▶ **WORK INSTRUCTIONS**
Below are some records; give them all again exactly, but not the pictures.

▶ **Recorded data**
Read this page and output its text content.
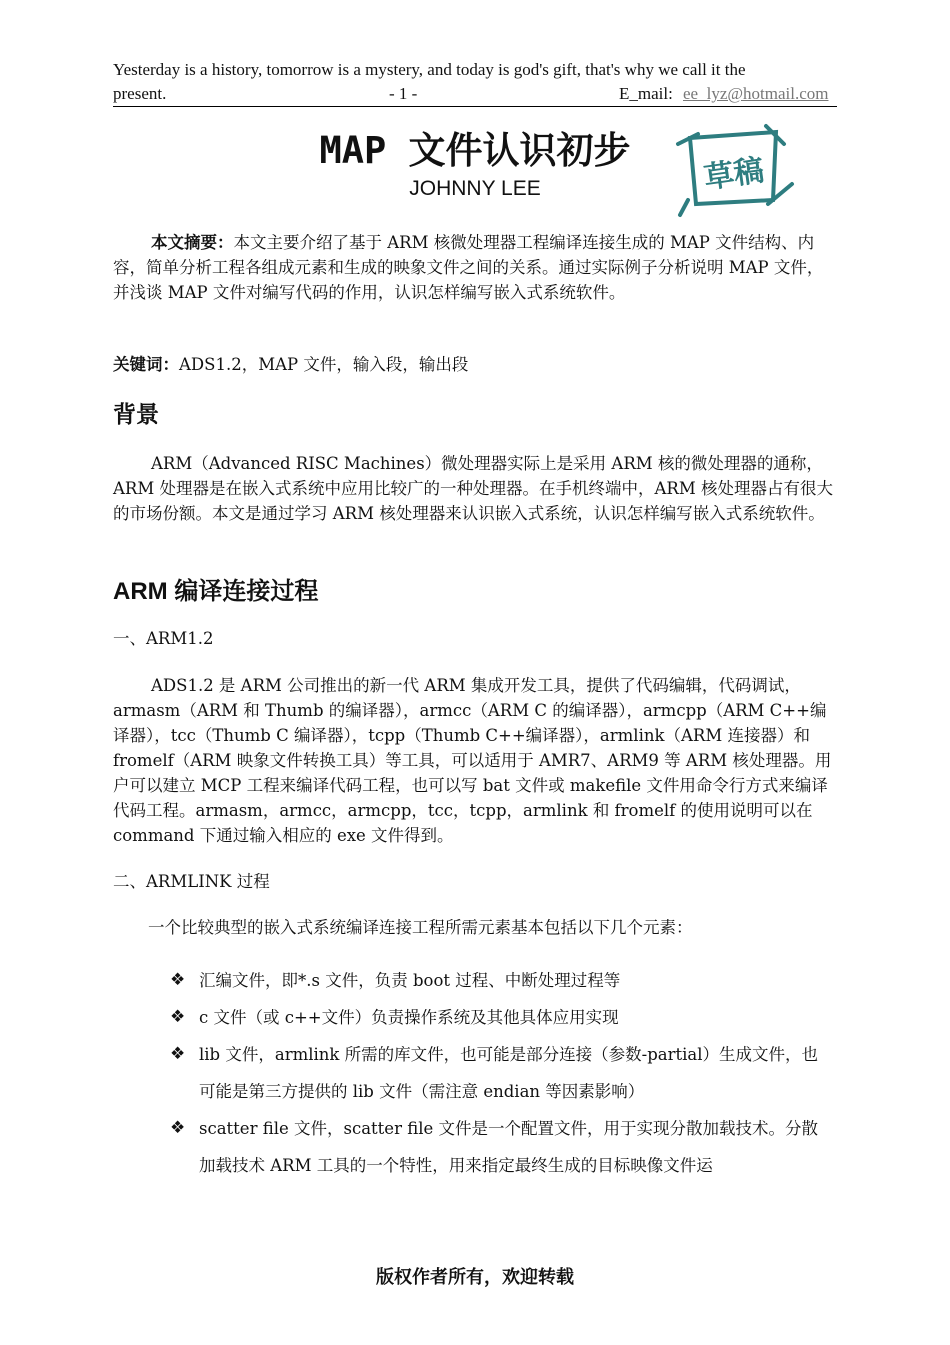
Yesterday is a history, tomorrow is a mystery, and today is god's gift, that's why we call it the
present.	- 1 -	E_mail: ee_lyz@hotmail.com
MAP 文件认识初步
JOHNNY LEE	草稿
本文摘要：本文主要介绍了基于 ARM 核微处理器工程编译连接生成的 MAP 文件结构、内容，简单分析工程各组成元素和生成的映象文件之间的关系。通过实际例子分析说明 MAP 文件，并浅谈 MAP 文件对编写代码的作用，认识怎样编写嵌入式系统软件。
关键词：ADS1.2，MAP 文件，输入段，输出段
背景
ARM（Advanced RISC Machines）微处理器实际上是采用 ARM 核的微处理器的通称，ARM 处理器是在嵌入式系统中应用比较广的一种处理器。在手机终端中，ARM 核处理器占有很大的市场份额。本文是通过学习 ARM 核处理器来认识嵌入式系统，认识怎样编写嵌入式系统软件。
ARM 编译连接过程
一、ARM1.2
ADS1.2 是 ARM 公司推出的新一代 ARM 集成开发工具，提供了代码编辑，代码调试，armasm（ARM 和 Thumb 的编译器），armcc（ARM C 的编译器），armcpp（ARM C++编译器），tcc（Thumb C 编译器），tcpp（Thumb C++编译器），armlink（ARM 连接器）和 fromelf（ARM 映象文件转换工具）等工具，可以适用于 AMR7、ARM9 等 ARM 核处理器。用户可以建立 MCP 工程来编译代码工程，也可以写 bat 文件或 makefile 文件用命令行方式来编译代码工程。armasm，armcc，armcpp，tcc，tcpp，armlink 和 fromelf 的使用说明可以在 command 下通过输入相应的 exe 文件得到。
二、ARMLINK 过程
一个比较典型的嵌入式系统编译连接工程所需元素基本包括以下几个元素：
❖ 汇编文件，即*.s 文件，负责 boot 过程、中断处理过程等
❖ c 文件（或 c++文件）负责操作系统及其他具体应用实现
❖ lib 文件，armlink 所需的库文件，也可能是部分连接（参数-partial）生成文件，也可能是第三方提供的 lib 文件（需注意 endian 等因素影响）
❖ scatter file 文件，scatter file 文件是一个配置文件，用于实现分散加载技术。分散加载技术 ARM 工具的一个特性，用来指定最终生成的目标映像文件运
版权作者所有，欢迎转载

▶ **RESULT OF THIS TASK**
Read this page and output its text content.
Yesterday is a history, tomorrow is a mystery, and today is god's gift, that's why we call it the
present.	- 1 -	E_mail: ee_lyz@hotmail.com
MAP 文件认识初步
JOHNNY LEE	草稿
本文摘要：本文主要介绍了基于 ARM 核微处理器工程编译连接生成的 MAP 文件结构、内容，简单分析工程各组成元素和生成的映象文件之间的关系。通过实际例子分析说明 MAP 文件，并浅谈 MAP 文件对编写代码的作用，认识怎样编写嵌入式系统软件。
关键词：ADS1.2，MAP 文件，输入段，输出段
背景
ARM（Advanced RISC Machines）微处理器实际上是采用 ARM 核的微处理器的通称，ARM 处理器是在嵌入式系统中应用比较广的一种处理器。在手机终端中，ARM 核处理器占有很大的市场份额。本文是通过学习 ARM 核处理器来认识嵌入式系统，认识怎样编写嵌入式系统软件。
ARM 编译连接过程
一、ARM1.2
ADS1.2 是 ARM 公司推出的新一代 ARM 集成开发工具，提供了代码编辑，代码调试，armasm（ARM 和 Thumb 的编译器），armcc（ARM C 的编译器），armcpp（ARM C++编译器），tcc（Thumb C 编译器），tcpp（Thumb C++编译器），armlink（ARM 连接器）和 fromelf（ARM 映象文件转换工具）等工具，可以适用于 AMR7、ARM9 等 ARM 核处理器。用户可以建立 MCP 工程来编译代码工程，也可以写 bat 文件或 makefile 文件用命令行方式来编译代码工程。armasm，armcc，armcpp，tcc，tcpp，armlink 和 fromelf 的使用说明可以在 command 下通过输入相应的 exe 文件得到。
二、ARMLINK 过程
一个比较典型的嵌入式系统编译连接工程所需元素基本包括以下几个元素：
❖ 汇编文件，即*.s 文件，负责 boot 过程、中断处理过程等
❖ c 文件（或 c++文件）负责操作系统及其他具体应用实现
❖ lib 文件，armlink 所需的库文件，也可能是部分连接（参数-partial）生成文件，也可能是第三方提供的 lib 文件（需注意 endian 等因素影响）
❖ scatter file 文件，scatter file 文件是一个配置文件，用于实现分散加载技术。分散加载技术 ARM 工具的一个特性，用来指定最终生成的目标映像文件运
版权作者所有，欢迎转载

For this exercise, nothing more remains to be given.